Stored data

========================================

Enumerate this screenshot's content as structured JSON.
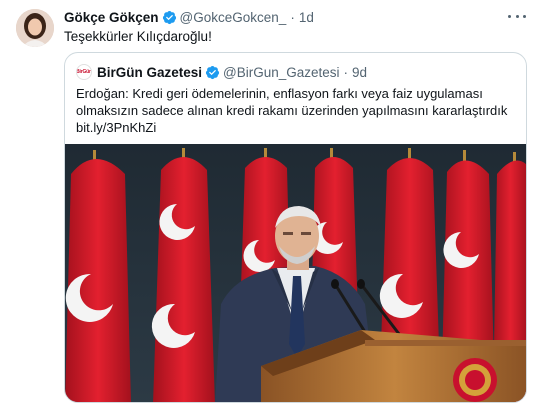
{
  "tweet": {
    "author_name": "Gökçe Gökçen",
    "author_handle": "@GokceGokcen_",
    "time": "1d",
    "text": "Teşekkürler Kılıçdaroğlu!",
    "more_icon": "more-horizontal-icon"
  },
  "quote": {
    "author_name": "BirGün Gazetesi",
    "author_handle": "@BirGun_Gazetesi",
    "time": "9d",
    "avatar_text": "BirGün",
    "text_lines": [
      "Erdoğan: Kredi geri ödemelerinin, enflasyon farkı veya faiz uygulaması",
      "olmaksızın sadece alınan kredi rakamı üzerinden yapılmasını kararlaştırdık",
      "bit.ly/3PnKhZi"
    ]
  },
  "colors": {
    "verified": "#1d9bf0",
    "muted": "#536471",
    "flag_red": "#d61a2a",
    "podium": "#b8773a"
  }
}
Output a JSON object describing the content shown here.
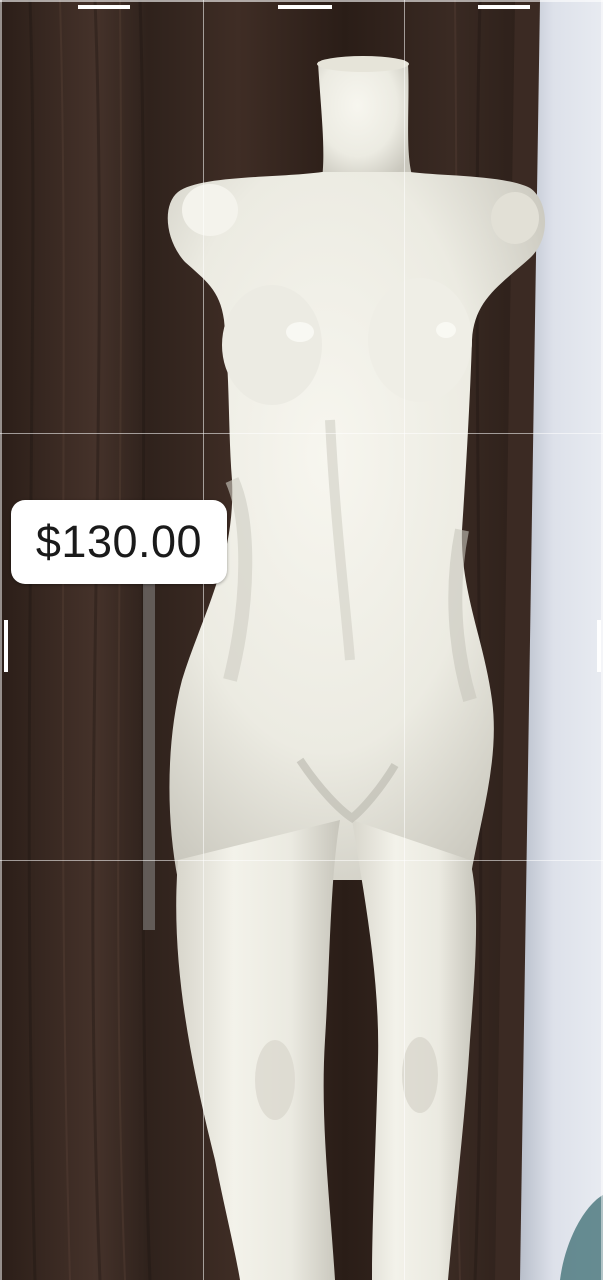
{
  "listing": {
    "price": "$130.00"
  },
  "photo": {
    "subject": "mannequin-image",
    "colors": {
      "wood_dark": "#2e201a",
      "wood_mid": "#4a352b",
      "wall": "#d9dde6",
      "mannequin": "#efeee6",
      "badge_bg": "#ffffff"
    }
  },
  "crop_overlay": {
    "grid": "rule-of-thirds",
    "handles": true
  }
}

========================================

* _PROBLEM TO SOLVE_
Reproduce the lines above, exactly and exclusively, from the line containing "Output a JSON" down to the last line, both included; pictures are not part of the copy.

* _REPLY_
Output a JSON object describing the content shown here.
{
  "listing": {
    "price": "$130.00"
  },
  "photo": {
    "subject": "mannequin-image",
    "colors": {
      "wood_dark": "#2e201a",
      "wood_mid": "#4a352b",
      "wall": "#d9dde6",
      "mannequin": "#efeee6",
      "badge_bg": "#ffffff"
    }
  },
  "crop_overlay": {
    "grid": "rule-of-thirds",
    "handles": true
  }
}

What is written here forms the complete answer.